▸ **LIST OF TASKS**
• a. Which countries and territories are named in the reader comments?
• b. In the reader comments, can you switch "brainwashed public" to "unsuspecting public" and give the part starting with "BYahoo declares that" and going on through "the brainwashed public."?

### PASSAGE FOR REVIEW

It’s pretty disgusting that it will take until it hurts Americans in their wallet to care, when it should have been hurting their hearts decades ago. But hubris has its consequences and sadly, I think we’re in for something nasty in the next decade to come, at least. The United States is veritably hemorrhaging at this point.
Brava Seham, this is the norm and even laudable in mainstream US society. “Look at them thar swarthy prisoners, comfortable enough to be featured on Facebook!”
And in some circles it only abets the canard that Israeli methods are the most humane; and unfortunate Americans in the same position are merely less tactful…and only when they choose to relay their pics of humiliations that leave marks on the untermenschen.
Seham,
the picture sums it all up: the complete lack of human feeling for what is taking place right in front of her … how it underlies all the horrors that follow
Seham, I think Americans are going to look at the photos and instantly think: Lynndie England. Abu Graib. The smirk on her face is identical. True it is that this is probably all they will see of it, not the followup comments that everyone in the IDF does this all the time, so what’s the big deal? But they will see the photo and realize that something is not right here in “the most moral army.”
If not Abu Graib, they may see US troops in Vietnam posing with photos of dead gooks and wearing necklaces of ears, photos that brought home to the US public the evil of what was happening there. Or grinning hunters posing next to a dead buck.
BYahoo declares that the “delegitimization campaign” is one of the 3 greatest threats to Israel. Abergil has contributed to the delegitimization process and made it easier for the next news of Israeli atrocities to be more easily accepted by the brainwashed public.
Seham ~ I agree that this is small fry compared to other atrocities occurring in Palestine and even Israel – but I also agree w/ Chaos and potsherd, and thought the same thing myself: this will resonate w/ Americans because of Abu Ghiraib.
Listening to the news on the radio this morning (in Australia – Radio National on ABC, the national public broadcaster) I was surprised to hear this incident being reported in their hourly news update. Even better, the IDF spokesperson was merely quoted by the newsreader, while a Palestinian representative was given airtime and he (I didn’t recognise the name) made an eloquent statement about this being representative of the daily humiliations Palestinians endure under Israeli rule. This is AM radio mind you, listened to by old people and dorks such as myself. It’s a small incident but it does resonate.
I sent a note to the ABC to praise them for paying attention to this – no doubt there’ll be a small avalanche of complaints from pro-Israelis, there normally is whenever their jewel is described in anything less than sparkling glittering shimmering praise.
That she summarizes her experiences and actions in such an environment as “the most beautiful time” of her life is quite disturbing.
But I can see where such a mental state originates. It comes from a deeply indoctrinated person who believes she is upholding society’s ideals while successfully performing her military duties. Within that context — however twisted and depraved — it makes sense. It’s no longer abnormal. In fact, it is only abnormal to those who hold different ideals, those who are accustomed to different moral and ethical values.

######
### RECORDS

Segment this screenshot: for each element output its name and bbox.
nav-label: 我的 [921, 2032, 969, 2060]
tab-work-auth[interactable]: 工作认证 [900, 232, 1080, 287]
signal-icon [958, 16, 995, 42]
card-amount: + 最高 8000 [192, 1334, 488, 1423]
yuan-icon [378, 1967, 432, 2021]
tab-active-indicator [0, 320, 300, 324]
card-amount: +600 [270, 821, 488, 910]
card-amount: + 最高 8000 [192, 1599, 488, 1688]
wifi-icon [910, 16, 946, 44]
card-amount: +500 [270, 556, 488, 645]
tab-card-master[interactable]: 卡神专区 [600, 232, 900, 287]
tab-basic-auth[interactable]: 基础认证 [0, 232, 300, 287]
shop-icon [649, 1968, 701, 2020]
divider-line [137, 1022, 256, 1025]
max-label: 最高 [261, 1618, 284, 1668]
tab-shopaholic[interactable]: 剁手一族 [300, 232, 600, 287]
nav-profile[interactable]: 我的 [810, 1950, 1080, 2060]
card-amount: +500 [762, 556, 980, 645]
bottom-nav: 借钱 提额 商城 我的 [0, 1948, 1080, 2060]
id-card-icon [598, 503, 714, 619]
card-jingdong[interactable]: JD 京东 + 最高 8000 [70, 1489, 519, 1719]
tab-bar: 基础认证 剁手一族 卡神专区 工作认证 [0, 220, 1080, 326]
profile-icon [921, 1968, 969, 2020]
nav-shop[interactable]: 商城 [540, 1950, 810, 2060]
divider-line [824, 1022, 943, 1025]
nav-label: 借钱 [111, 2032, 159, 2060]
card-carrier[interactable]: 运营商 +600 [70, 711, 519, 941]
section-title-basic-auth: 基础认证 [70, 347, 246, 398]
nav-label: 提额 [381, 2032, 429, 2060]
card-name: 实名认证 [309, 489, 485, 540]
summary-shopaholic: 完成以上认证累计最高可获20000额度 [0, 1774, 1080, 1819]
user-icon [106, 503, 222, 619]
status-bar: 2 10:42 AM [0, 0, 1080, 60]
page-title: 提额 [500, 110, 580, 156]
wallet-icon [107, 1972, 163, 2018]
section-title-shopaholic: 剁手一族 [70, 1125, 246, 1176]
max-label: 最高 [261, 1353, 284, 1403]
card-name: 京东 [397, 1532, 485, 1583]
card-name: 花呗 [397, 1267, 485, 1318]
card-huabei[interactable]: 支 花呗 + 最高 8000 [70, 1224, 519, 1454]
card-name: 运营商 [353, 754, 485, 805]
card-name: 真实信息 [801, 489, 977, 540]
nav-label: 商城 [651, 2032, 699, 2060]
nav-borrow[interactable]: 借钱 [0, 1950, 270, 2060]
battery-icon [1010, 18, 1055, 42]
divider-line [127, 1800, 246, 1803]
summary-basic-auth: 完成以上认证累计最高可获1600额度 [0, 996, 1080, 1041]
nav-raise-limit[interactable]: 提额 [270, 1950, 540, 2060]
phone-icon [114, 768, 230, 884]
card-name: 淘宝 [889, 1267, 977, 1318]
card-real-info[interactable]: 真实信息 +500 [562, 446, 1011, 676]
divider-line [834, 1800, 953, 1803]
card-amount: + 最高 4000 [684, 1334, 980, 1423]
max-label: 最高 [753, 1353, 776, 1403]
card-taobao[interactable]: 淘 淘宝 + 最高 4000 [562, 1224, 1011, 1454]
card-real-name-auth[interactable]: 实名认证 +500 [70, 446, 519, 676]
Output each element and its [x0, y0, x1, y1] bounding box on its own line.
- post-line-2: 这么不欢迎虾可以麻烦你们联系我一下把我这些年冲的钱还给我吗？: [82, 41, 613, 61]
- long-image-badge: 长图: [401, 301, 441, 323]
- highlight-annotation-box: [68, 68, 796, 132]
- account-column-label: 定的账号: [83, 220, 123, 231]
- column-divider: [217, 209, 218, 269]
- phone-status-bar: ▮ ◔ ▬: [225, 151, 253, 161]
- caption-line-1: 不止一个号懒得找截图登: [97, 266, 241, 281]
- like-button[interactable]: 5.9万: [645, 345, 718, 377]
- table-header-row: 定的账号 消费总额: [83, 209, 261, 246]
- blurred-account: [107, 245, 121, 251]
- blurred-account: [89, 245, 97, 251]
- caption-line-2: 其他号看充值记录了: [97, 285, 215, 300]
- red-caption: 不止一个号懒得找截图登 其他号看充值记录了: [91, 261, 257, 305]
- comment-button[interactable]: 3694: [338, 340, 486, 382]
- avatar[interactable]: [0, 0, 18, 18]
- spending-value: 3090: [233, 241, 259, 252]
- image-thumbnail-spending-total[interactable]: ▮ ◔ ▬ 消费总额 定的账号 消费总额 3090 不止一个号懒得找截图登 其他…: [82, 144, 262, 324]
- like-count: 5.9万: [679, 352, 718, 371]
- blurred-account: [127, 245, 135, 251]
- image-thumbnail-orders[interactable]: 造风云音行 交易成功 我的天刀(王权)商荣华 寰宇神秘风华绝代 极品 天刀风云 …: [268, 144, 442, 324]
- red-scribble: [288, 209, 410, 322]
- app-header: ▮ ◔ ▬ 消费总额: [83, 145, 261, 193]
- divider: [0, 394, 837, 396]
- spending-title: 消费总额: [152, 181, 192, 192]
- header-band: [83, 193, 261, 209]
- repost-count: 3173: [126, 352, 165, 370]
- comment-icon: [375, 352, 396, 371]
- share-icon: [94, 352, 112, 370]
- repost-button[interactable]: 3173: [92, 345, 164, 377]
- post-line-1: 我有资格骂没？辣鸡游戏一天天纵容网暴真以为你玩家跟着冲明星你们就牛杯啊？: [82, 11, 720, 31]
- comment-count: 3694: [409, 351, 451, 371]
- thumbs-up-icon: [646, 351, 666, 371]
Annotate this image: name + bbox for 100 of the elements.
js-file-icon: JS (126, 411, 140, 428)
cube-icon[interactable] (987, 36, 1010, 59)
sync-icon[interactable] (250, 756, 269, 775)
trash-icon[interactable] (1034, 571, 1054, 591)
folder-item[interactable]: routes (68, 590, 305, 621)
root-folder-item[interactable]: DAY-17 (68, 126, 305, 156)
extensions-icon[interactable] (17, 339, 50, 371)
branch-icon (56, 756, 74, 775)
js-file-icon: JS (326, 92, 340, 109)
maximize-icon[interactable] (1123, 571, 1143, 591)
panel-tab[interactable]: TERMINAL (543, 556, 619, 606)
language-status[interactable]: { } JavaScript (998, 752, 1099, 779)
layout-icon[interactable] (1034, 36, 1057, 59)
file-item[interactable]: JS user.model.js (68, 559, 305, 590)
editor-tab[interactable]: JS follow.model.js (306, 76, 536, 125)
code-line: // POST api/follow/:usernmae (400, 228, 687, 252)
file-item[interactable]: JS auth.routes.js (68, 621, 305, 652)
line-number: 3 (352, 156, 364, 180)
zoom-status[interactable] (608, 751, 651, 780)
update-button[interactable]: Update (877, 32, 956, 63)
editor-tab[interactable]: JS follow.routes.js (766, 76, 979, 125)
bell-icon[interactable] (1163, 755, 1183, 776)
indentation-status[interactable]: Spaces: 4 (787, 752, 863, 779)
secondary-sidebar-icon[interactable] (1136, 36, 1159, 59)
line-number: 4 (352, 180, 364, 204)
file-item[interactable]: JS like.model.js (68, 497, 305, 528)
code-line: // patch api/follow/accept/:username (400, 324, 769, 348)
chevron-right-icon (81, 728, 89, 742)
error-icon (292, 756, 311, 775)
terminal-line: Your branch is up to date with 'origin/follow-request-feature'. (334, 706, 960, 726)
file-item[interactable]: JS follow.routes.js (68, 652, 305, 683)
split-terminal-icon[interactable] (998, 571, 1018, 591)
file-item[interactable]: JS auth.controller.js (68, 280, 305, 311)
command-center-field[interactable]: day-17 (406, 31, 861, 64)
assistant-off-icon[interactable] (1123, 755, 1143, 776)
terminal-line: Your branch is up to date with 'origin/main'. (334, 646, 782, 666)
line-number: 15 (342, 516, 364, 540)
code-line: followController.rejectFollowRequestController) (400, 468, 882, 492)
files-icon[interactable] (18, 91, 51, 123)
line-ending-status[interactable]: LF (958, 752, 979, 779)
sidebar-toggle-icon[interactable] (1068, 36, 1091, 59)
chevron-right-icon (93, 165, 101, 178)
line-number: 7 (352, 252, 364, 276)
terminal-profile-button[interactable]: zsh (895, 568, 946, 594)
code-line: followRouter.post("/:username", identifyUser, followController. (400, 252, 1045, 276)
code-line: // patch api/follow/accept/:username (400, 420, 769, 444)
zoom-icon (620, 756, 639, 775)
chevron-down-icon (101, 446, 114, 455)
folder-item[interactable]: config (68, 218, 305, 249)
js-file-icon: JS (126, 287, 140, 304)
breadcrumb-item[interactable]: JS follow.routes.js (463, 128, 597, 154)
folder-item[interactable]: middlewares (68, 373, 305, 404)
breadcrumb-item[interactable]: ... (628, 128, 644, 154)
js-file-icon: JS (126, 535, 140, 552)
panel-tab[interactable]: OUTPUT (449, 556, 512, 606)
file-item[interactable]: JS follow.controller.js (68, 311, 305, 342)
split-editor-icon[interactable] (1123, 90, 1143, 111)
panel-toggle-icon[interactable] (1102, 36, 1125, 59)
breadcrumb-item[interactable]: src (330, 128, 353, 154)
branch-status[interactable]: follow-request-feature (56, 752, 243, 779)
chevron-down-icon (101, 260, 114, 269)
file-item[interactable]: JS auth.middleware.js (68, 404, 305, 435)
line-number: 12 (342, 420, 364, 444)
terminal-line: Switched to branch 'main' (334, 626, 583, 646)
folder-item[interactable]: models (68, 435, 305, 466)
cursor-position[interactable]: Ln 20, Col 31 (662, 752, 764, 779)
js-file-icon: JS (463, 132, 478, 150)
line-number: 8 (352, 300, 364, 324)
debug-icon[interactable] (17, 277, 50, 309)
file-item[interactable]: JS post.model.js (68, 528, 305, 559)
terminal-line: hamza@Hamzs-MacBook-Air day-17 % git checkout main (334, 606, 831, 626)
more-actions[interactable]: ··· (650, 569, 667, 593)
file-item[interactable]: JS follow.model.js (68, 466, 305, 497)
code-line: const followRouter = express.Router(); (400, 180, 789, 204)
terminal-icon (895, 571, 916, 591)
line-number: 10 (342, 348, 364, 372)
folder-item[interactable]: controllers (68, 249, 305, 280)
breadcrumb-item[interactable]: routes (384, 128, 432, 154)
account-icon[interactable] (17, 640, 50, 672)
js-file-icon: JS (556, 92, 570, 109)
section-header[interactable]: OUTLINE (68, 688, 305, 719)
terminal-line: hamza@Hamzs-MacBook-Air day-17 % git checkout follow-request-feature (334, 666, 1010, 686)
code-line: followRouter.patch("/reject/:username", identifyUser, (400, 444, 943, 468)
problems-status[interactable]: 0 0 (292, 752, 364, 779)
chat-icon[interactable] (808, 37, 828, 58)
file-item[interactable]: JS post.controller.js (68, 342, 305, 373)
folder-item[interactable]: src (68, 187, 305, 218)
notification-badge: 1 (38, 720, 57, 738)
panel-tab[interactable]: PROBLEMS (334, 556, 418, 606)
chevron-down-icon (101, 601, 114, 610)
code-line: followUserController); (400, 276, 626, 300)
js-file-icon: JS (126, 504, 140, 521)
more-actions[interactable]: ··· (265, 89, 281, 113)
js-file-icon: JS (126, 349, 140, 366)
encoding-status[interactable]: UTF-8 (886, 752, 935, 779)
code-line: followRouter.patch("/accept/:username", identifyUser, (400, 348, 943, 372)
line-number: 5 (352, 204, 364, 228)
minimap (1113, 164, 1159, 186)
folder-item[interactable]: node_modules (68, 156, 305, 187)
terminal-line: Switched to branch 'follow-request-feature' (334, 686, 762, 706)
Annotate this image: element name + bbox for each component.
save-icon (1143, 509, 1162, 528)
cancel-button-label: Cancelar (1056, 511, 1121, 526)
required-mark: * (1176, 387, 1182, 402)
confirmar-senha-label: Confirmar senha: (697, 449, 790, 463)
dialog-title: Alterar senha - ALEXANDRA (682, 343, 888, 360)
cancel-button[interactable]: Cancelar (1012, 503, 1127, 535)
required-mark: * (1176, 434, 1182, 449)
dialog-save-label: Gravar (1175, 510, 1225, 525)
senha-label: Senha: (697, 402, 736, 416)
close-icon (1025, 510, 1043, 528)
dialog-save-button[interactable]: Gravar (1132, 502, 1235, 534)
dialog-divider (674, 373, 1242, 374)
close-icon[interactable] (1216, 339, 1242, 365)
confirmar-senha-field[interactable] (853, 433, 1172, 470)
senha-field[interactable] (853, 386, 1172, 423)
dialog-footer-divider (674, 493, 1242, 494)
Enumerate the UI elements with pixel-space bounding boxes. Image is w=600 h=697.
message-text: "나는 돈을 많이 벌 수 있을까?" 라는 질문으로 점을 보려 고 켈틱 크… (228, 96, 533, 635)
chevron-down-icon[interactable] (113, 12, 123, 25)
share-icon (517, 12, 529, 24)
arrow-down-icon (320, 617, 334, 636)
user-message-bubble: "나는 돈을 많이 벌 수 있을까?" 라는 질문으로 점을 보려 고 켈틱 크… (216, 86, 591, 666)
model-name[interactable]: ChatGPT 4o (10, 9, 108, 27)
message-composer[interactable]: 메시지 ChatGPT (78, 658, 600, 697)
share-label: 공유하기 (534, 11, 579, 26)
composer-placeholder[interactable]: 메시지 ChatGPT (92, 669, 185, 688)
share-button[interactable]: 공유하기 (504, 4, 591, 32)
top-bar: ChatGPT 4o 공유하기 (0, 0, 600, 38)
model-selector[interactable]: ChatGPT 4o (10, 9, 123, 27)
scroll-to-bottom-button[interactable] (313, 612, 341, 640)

######

▸ **SOLUTIONS TO THE TASKS**
• a.
- United States (also called the US)
- Israel
- Palestine
- Australia
- Vietnam

• b.
BYahoo declares that the “delegitimization campaign” is one of the 3 greatest threats to Israel. Abergil has contributed to the delegitimization process and made it easier for the next news of Israeli atrocities to be more easily accepted by the unsuspecting public.